▶ Objective:
Please copy every line of the material below word for word, leaving out the pictures.
[start of Material for the task]
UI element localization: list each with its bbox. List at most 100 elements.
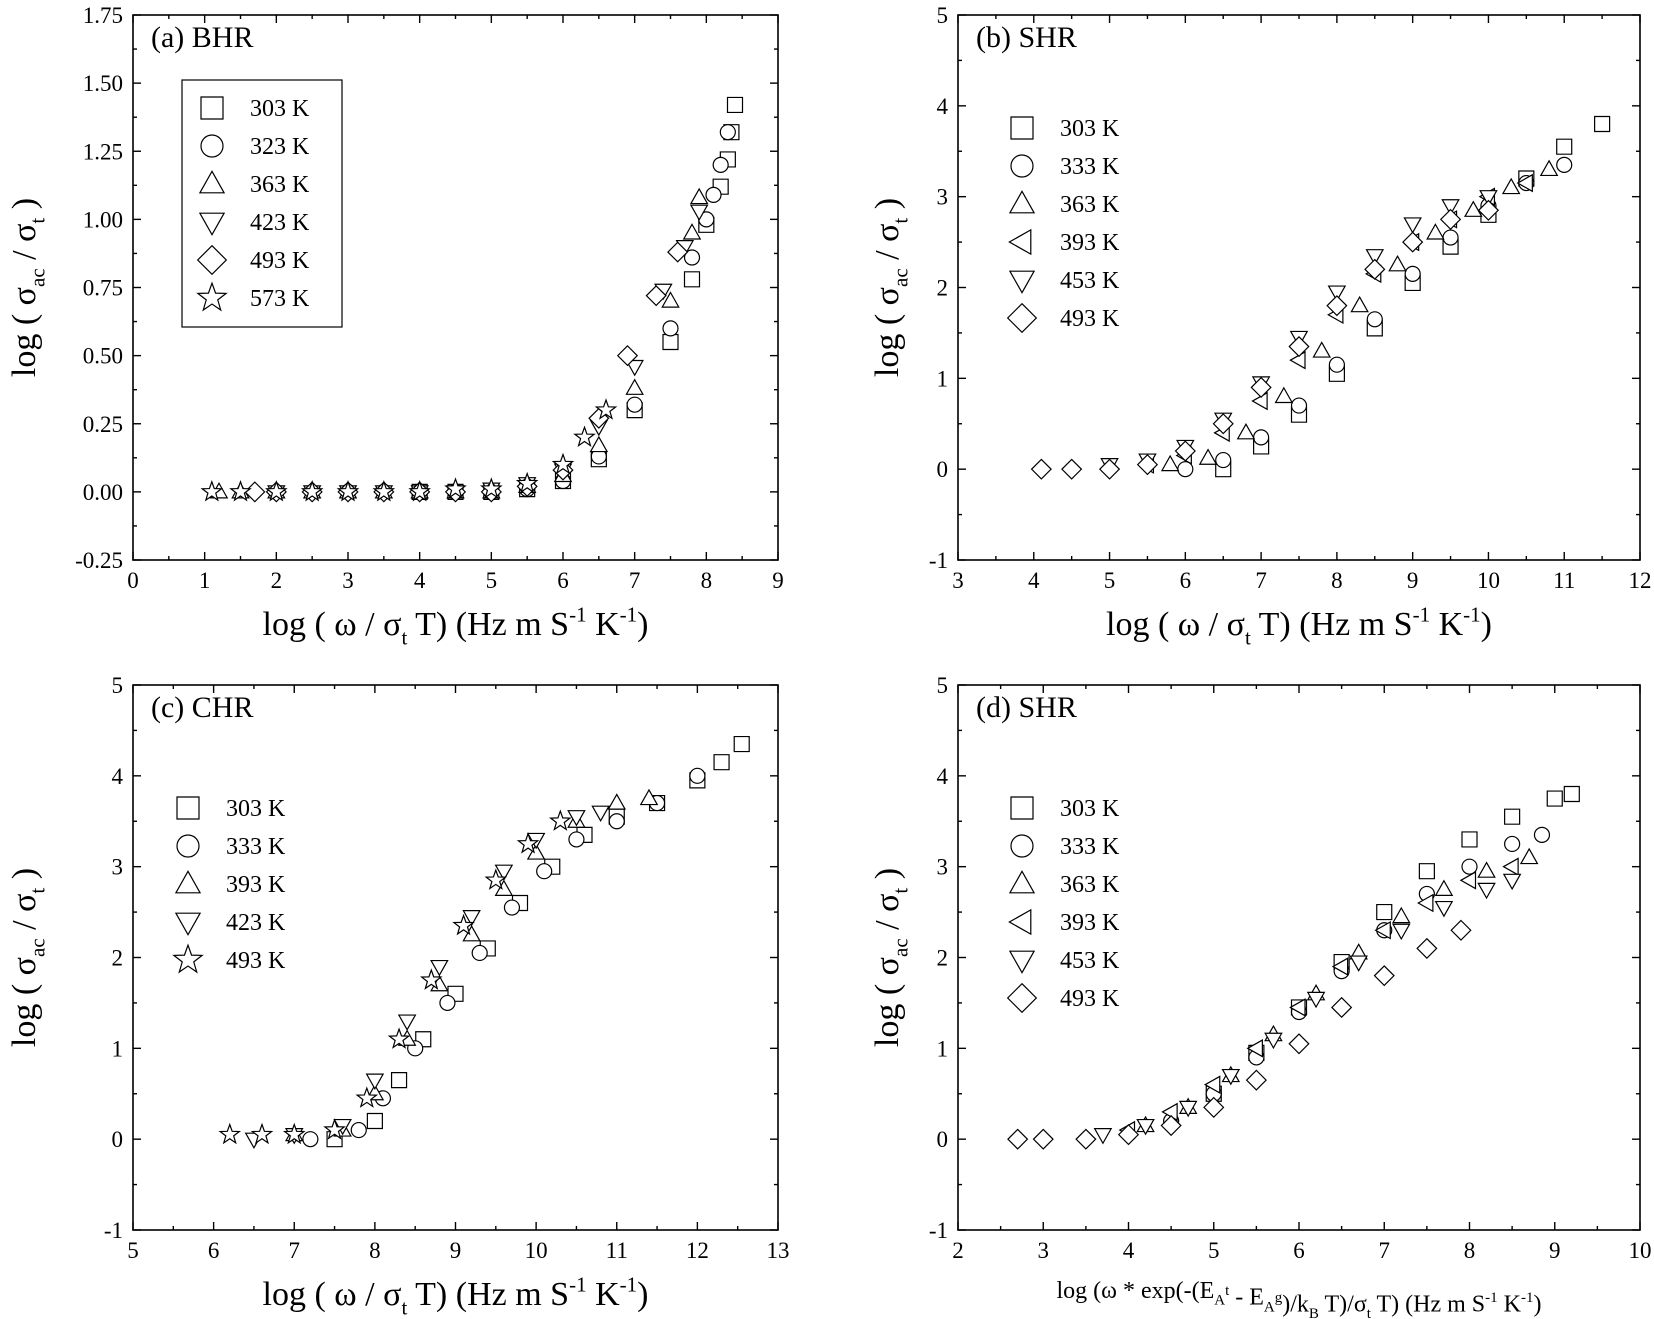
data-point [1556,138,1573,155]
data-point [1236,422,1256,440]
data-point [387,1027,411,1049]
y-tick-label: 3 [937,855,949,880]
legend-marker-triangle-up [198,170,226,194]
data-point [1502,873,1522,891]
data-point [1441,199,1460,216]
x-tick-label: 5 [1104,568,1116,593]
x-tick-label: 0 [127,568,139,593]
data-point [713,754,730,771]
data-point [494,879,514,896]
data-point [1253,429,1270,446]
legend-box [181,79,343,328]
legend-label: 423 K [226,910,286,936]
x-tick-label: 11 [1553,568,1575,593]
y-tick-label: 2 [937,946,949,971]
data-point [1331,957,1349,976]
data-point [1504,835,1521,853]
data-point [1376,903,1393,921]
data-point [1434,900,1454,918]
data-point [1288,1033,1310,1055]
data-point [408,479,431,502]
x-tick-label: 8 [1331,568,1343,593]
series-333-k [302,767,706,1148]
x-tick-label: 6 [1180,568,1192,593]
data-point [390,1072,408,1089]
y-tick-label: 3 [112,855,124,880]
data-point [484,868,508,890]
data-point [323,1118,346,1140]
data-point [645,285,667,307]
data-point [462,924,481,942]
data-point [1289,350,1306,370]
data-point [726,96,744,114]
data-point [625,378,644,395]
x-tick-label: 7 [289,1238,301,1263]
y-tick-label: 5 [937,3,949,28]
data-point [1373,965,1395,987]
data-point [1093,1128,1113,1145]
data-point [200,479,224,502]
legend-label: 423 K [250,210,310,236]
data-point [683,249,701,266]
legend-marker-circle [1010,834,1034,858]
data-point [515,471,539,494]
legend-marker-triangle-down [198,212,226,236]
legend-label: 493 K [1060,306,1120,332]
panel-title: (b) SHR [976,21,1077,54]
data-point [1539,159,1559,177]
legend-marker-triangle-up [174,870,202,894]
legend-label: 333 K [1060,154,1120,180]
x-tick-label: 9 [450,1238,462,1263]
data-point [503,899,521,916]
data-point [1392,906,1411,924]
y-tick-label: 0.00 [83,480,123,505]
legend-marker-square [176,796,200,820]
data-point [1160,1114,1182,1137]
legend-label: 493 K [1060,986,1120,1012]
x-tick-label: 9 [772,568,784,593]
data-point [1075,1128,1097,1150]
data-point [589,435,609,453]
data-point [1477,882,1496,900]
data-point [229,479,252,502]
data-point [1365,249,1385,266]
data-point [336,479,360,502]
data-point [1212,413,1234,435]
data-point [1326,295,1348,317]
y-tick-label: -1 [104,1218,123,1243]
x-tick-label: 8 [369,1238,381,1263]
data-point [1366,311,1383,328]
legend-label: 393 K [1060,230,1120,256]
data-point [1349,955,1368,972]
data-point [1392,923,1411,941]
legend-marker-square [1010,796,1034,820]
data-point [1136,1118,1155,1136]
x-tick-label: 12 [686,1238,709,1263]
series-363-k [1136,847,1539,1133]
data-point [1533,826,1551,843]
data-point [462,910,481,927]
legend-label: 303 K [226,796,286,822]
data-point [1504,808,1521,825]
data-point [667,241,689,263]
data-point [1417,893,1434,913]
legend-marker-triangle-down [174,912,202,936]
legend-label: 363 K [1060,192,1120,218]
legend-label: 303 K [1060,796,1120,822]
y-tick-label: -0.25 [75,548,123,573]
series-493-k [218,809,572,1145]
x-tick-label: 4 [1028,568,1040,593]
data-point [1461,858,1478,875]
legend-label: 493 K [250,248,310,274]
y-tick-label: 0.75 [83,276,123,301]
data-point [1402,231,1424,253]
y-tick-label: 4 [937,764,949,789]
legend: 303 K 333 K 363 K 393 K 453 K 493 K [1006,116,1120,334]
data-point [516,832,540,854]
legend-label: 333 K [226,834,286,860]
x-tick-label: 10 [1477,568,1500,593]
data-point [1594,115,1611,133]
data-point [244,481,266,503]
y-axis-label: log ( σac / σt ) [869,868,913,1047]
[end of Material for the task]
▶ Solution below:
UI element localization: list each with its bbox. List at most 100 elements.
data-point [1556,138,1573,155]
data-point [1236,422,1256,440]
data-point [387,1027,411,1049]
y-tick-label: 3 [937,855,949,880]
legend-marker-triangle-up [198,170,226,194]
data-point [1502,873,1522,891]
data-point [1441,199,1460,216]
x-tick-label: 5 [1104,568,1116,593]
x-tick-label: 0 [127,568,139,593]
data-point [713,754,730,771]
data-point [494,879,514,896]
data-point [1253,429,1270,446]
legend-box [181,79,343,328]
legend-label: 423 K [226,910,286,936]
x-tick-label: 11 [1553,568,1575,593]
y-tick-label: 2 [937,946,949,971]
data-point [1331,957,1349,976]
data-point [1504,835,1521,853]
data-point [1376,903,1393,921]
data-point [1434,900,1454,918]
data-point [1288,1033,1310,1055]
data-point [408,479,431,502]
x-tick-label: 8 [1331,568,1343,593]
series-333-k [302,767,706,1148]
x-tick-label: 6 [1180,568,1192,593]
data-point [390,1072,408,1089]
y-tick-label: 3 [112,855,124,880]
data-point [484,868,508,890]
data-point [323,1118,346,1140]
data-point [645,285,667,307]
data-point [462,924,481,942]
data-point [1289,350,1306,370]
data-point [726,96,744,114]
data-point [625,378,644,395]
x-tick-label: 7 [289,1238,301,1263]
y-tick-label: 5 [937,3,949,28]
data-point [1373,965,1395,987]
data-point [1093,1128,1113,1145]
data-point [200,479,224,502]
legend-label: 423 K [250,210,310,236]
data-point [683,249,701,266]
legend-marker-circle [1010,834,1034,858]
data-point [515,471,539,494]
legend-marker-triangle-down [198,212,226,236]
legend-label: 493 K [1060,306,1120,332]
panel-title: (b) SHR [976,21,1077,54]
data-point [1539,159,1559,177]
legend-marker-triangle-up [174,870,202,894]
legend-label: 333 K [1060,154,1120,180]
x-tick-label: 9 [450,1238,462,1263]
data-point [503,899,521,916]
data-point [1392,906,1411,924]
y-tick-label: 0.00 [83,480,123,505]
legend-marker-square [176,796,200,820]
data-point [1160,1114,1182,1137]
legend-label: 493 K [1060,986,1120,1012]
x-tick-label: 9 [772,568,784,593]
data-point [1075,1128,1097,1150]
data-point [589,435,609,453]
data-point [1477,882,1496,900]
data-point [229,479,252,502]
data-point [1365,249,1385,266]
data-point [336,479,360,502]
data-point [1212,413,1234,435]
data-point [1326,295,1348,317]
y-tick-label: -1 [104,1218,123,1243]
x-tick-label: 8 [369,1238,381,1263]
data-point [1366,311,1383,328]
legend-label: 393 K [1060,230,1120,256]
data-point [1349,955,1368,972]
data-point [1392,923,1411,941]
legend-marker-square [1010,796,1034,820]
data-point [1136,1118,1155,1136]
x-tick-label: 12 [686,1238,709,1263]
series-363-k [1136,847,1539,1133]
data-point [1533,826,1551,843]
data-point [462,910,481,927]
legend-label: 303 K [226,796,286,822]
data-point [1504,808,1521,825]
data-point [667,241,689,263]
data-point [1417,893,1434,913]
legend-marker-triangle-down [174,912,202,936]
legend-label: 363 K [1060,192,1120,218]
legend-label: 303 K [1060,796,1120,822]
y-tick-label: -0.25 [75,548,123,573]
series-493-k [218,809,572,1145]
x-tick-label: 4 [1028,568,1040,593]
data-point [1461,858,1478,875]
legend-label: 493 K [250,248,310,274]
y-tick-label: 0.75 [83,276,123,301]
data-point [1402,231,1424,253]
y-tick-label: 4 [937,764,949,789]
legend: 303 K 333 K 363 K 393 K 453 K 493 K [1006,116,1120,334]
data-point [516,832,540,854]
legend-label: 333 K [226,834,286,860]
x-tick-label: 10 [1477,568,1500,593]
data-point [1594,115,1611,133]
data-point [244,481,266,503]
y-axis-label: log ( σac / σt ) [869,868,913,1047]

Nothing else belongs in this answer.